### DATA RECORDS
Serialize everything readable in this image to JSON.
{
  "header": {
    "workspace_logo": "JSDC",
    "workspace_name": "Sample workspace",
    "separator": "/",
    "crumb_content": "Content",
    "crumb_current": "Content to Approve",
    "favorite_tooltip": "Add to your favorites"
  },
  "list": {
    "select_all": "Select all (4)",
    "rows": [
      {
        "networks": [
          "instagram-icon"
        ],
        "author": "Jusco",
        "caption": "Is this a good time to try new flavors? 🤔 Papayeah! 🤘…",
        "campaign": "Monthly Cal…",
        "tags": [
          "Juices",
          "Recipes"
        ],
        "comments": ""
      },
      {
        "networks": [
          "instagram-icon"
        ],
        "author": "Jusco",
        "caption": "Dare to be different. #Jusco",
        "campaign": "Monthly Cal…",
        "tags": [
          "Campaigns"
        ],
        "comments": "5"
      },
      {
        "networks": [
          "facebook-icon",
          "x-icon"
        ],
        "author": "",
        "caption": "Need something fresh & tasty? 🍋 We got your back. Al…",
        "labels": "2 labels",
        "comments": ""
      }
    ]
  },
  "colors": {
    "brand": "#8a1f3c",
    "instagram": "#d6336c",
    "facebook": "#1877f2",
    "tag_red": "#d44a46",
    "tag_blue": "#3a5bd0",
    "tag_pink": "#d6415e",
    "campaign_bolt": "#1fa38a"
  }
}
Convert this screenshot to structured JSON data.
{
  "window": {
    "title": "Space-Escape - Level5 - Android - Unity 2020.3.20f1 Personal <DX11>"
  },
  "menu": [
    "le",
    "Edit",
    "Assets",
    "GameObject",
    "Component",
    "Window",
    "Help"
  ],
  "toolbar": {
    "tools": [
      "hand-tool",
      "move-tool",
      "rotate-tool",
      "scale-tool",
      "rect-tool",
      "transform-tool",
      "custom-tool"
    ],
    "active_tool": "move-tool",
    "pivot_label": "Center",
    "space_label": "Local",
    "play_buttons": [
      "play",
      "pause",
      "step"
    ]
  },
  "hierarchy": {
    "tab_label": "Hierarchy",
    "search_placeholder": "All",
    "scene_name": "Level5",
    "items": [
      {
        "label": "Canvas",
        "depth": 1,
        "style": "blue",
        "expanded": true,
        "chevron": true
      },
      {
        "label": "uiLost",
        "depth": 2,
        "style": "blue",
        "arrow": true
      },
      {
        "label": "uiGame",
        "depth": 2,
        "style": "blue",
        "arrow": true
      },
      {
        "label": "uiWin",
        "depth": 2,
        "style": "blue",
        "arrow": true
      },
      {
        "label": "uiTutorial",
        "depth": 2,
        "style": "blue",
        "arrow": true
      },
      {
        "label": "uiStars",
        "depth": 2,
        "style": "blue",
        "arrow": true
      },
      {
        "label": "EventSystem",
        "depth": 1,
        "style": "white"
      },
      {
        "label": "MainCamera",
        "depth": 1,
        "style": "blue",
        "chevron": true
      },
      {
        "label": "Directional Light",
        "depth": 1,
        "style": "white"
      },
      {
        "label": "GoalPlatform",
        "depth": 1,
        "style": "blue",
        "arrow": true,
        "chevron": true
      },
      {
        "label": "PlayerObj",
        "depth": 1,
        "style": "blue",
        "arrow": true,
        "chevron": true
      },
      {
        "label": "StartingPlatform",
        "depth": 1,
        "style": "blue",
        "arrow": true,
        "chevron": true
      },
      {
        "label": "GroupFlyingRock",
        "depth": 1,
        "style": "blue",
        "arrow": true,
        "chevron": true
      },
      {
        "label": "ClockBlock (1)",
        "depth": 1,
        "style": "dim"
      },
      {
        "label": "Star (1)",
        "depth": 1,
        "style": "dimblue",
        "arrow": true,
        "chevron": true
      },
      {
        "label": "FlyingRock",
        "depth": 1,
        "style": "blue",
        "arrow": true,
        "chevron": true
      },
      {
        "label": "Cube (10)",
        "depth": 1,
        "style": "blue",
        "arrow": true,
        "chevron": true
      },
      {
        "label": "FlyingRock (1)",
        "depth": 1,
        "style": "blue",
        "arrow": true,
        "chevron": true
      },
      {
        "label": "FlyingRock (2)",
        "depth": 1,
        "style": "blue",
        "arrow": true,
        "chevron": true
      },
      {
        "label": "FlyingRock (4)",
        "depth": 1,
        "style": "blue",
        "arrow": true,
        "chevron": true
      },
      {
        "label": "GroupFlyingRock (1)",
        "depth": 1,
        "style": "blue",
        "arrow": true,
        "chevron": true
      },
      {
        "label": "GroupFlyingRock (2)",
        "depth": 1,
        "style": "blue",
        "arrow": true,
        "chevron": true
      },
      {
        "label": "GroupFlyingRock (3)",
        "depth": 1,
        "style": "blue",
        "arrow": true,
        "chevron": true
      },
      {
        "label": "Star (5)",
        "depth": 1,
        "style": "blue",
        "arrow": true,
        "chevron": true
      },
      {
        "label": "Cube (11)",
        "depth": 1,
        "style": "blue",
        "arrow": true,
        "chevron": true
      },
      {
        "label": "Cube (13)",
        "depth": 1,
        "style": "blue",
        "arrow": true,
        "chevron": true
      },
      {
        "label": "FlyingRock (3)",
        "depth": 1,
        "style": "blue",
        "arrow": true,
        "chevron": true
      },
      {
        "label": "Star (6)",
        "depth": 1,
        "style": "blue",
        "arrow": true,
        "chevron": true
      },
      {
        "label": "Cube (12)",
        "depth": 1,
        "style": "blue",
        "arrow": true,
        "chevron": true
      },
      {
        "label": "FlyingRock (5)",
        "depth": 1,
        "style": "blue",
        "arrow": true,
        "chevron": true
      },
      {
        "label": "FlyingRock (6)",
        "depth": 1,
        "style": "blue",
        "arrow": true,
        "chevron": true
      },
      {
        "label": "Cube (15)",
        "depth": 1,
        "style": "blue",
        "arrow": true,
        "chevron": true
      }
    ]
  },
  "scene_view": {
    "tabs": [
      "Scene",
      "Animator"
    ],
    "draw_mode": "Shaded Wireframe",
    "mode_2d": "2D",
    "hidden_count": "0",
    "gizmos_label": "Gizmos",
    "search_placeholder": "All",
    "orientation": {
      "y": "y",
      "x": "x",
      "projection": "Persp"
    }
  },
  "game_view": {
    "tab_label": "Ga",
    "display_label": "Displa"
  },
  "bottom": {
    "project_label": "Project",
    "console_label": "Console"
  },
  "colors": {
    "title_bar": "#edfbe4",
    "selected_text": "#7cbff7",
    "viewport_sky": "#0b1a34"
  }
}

### STATED PROBLEM
Filter out all lines lacking the word "icon" and copy the rest.

### FINISHED EXERCISE
          "instagram-icon"
          "instagram-icon"
          "facebook-icon",
          "x-icon"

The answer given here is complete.